▶ **GIVEN INSTRUCTION**
Write out each line exactly as given. Leave the pictures out of your copy.

▶ **Extracted data entries**
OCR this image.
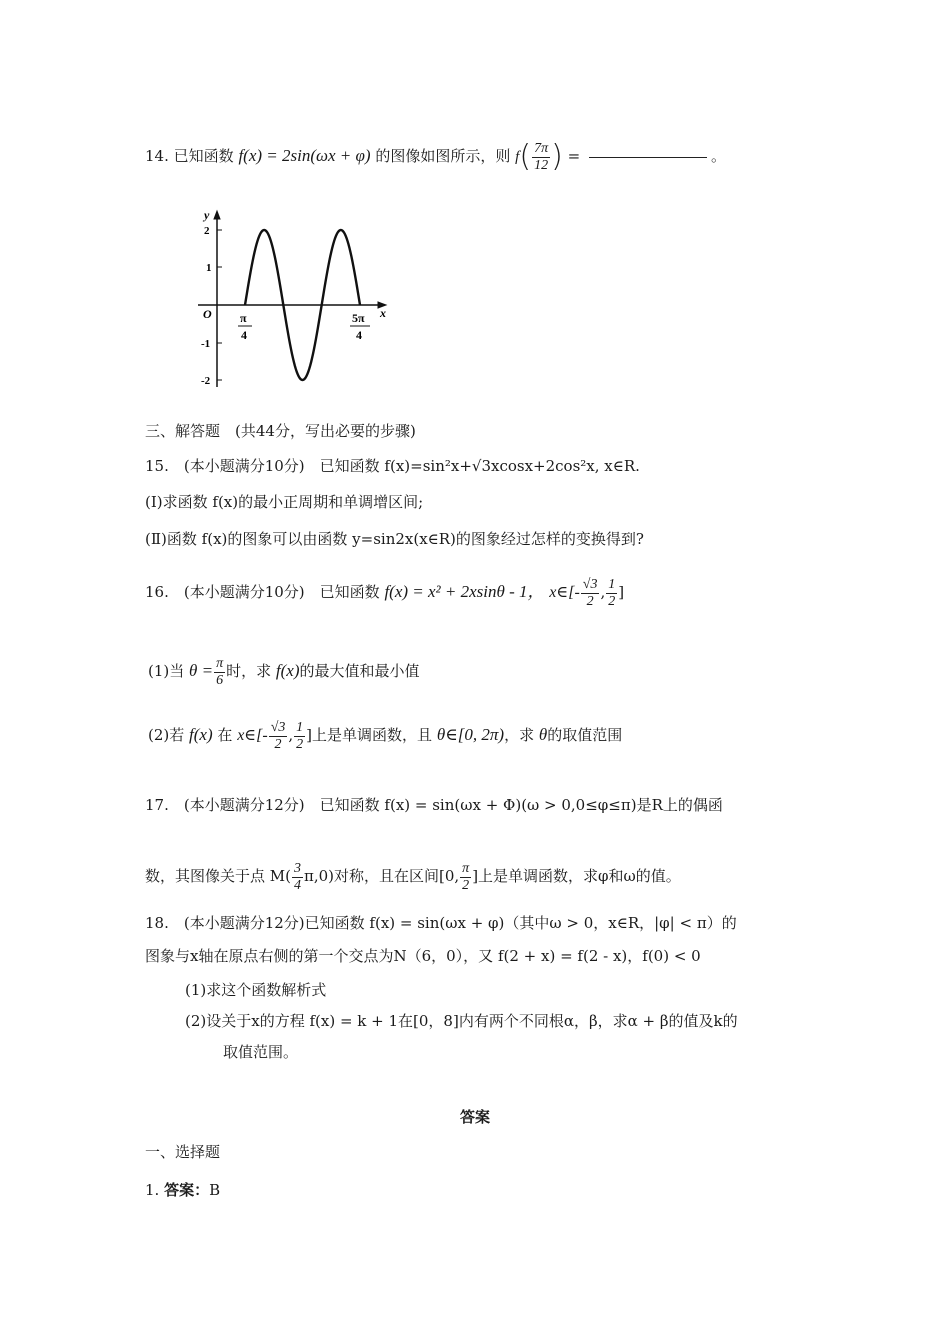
14. 已知函数 f(x) = 2sin(ωx + φ) 的图像如图所示，则 $f( \frac{7\pi}{12}$ ) =	。
y
x
O
2
1
-1
-2
π
4
5π
4
三、解答题　(共44分，写出必要的步骤)
15.　(本小题满分10分)　已知函数 f(x)=sin²x+√3xcosx+2cos²x, x∈R.
(Ⅰ)求函数 f(x)的最小正周期和单调增区间;
(Ⅱ)函数 f(x)的图象可以由函数 y=sin2x(x∈R)的图象经过怎样的变换得到?
16.　(本小题满分10分)　已知函数 f(x) = x² + 2xsinθ - 1， x∈[- $\frac{√3}{2}$ , $\frac{1}{2}$ ]
(1)当 $\theta = \frac{\pi}{6}$ 时，求 f(x)的最大值和最小值
(2)若 f(x) 在 x∈[- $\frac{√3}{2}$ , $\frac{1}{2}$ ]上是单调函数，且 θ∈[0, 2π)，求 θ的取值范围
17.　(本小题满分12分)　已知函数 f(x) = sin(ωx + Φ)(ω > 0,0≤φ≤π)是R上的偶函
数，其图像关于点 $M( \frac{3}{4} \pi,0)$对称，且在区间[0, $\frac{\pi}{2}$ ]上是单调函数，求φ和ω的值。
18.　(本小题满分12分)已知函数 f(x) = sin(ωx + φ)（其中ω > 0，x∈R，|φ| < π）的
图象与x轴在原点右侧的第一个交点为N（6，0），又 f(2 + x) = f(2 - x)，f(0) < 0
(1)求这个函数解析式
(2)设关于x的方程 f(x) = k + 1在[0，8]内有两个不同根α，β，求α + β的值及k的
取值范围。
答案
一、选择题
1. 答案：B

▶ **SOLUTION TO THE EXERCISE**
OCR this image.
14. 已知函数 f(x) = 2sin(ωx + φ) 的图像如图所示，则 $f( \frac{7\pi}{12}$ ) =	。
y
x
O
2
1
-1
-2
π
4
5π
4
三、解答题　(共44分，写出必要的步骤)
15.　(本小题满分10分)　已知函数 f(x)=sin²x+√3xcosx+2cos²x, x∈R.
(Ⅰ)求函数 f(x)的最小正周期和单调增区间;
(Ⅱ)函数 f(x)的图象可以由函数 y=sin2x(x∈R)的图象经过怎样的变换得到?
16.　(本小题满分10分)　已知函数 f(x) = x² + 2xsinθ - 1， x∈[- $\frac{√3}{2}$ , $\frac{1}{2}$ ]
(1)当 $\theta = \frac{\pi}{6}$ 时，求 f(x)的最大值和最小值
(2)若 f(x) 在 x∈[- $\frac{√3}{2}$ , $\frac{1}{2}$ ]上是单调函数，且 θ∈[0, 2π)，求 θ的取值范围
17.　(本小题满分12分)　已知函数 f(x) = sin(ωx + Φ)(ω > 0,0≤φ≤π)是R上的偶函
数，其图像关于点 $M( \frac{3}{4} \pi,0)$对称，且在区间[0, $\frac{\pi}{2}$ ]上是单调函数，求φ和ω的值。
18.　(本小题满分12分)已知函数 f(x) = sin(ωx + φ)（其中ω > 0，x∈R，|φ| < π）的
图象与x轴在原点右侧的第一个交点为N（6，0），又 f(2 + x) = f(2 - x)，f(0) < 0
(1)求这个函数解析式
(2)设关于x的方程 f(x) = k + 1在[0，8]内有两个不同根α，β，求α + β的值及k的
取值范围。
答案
一、选择题
1. 答案：B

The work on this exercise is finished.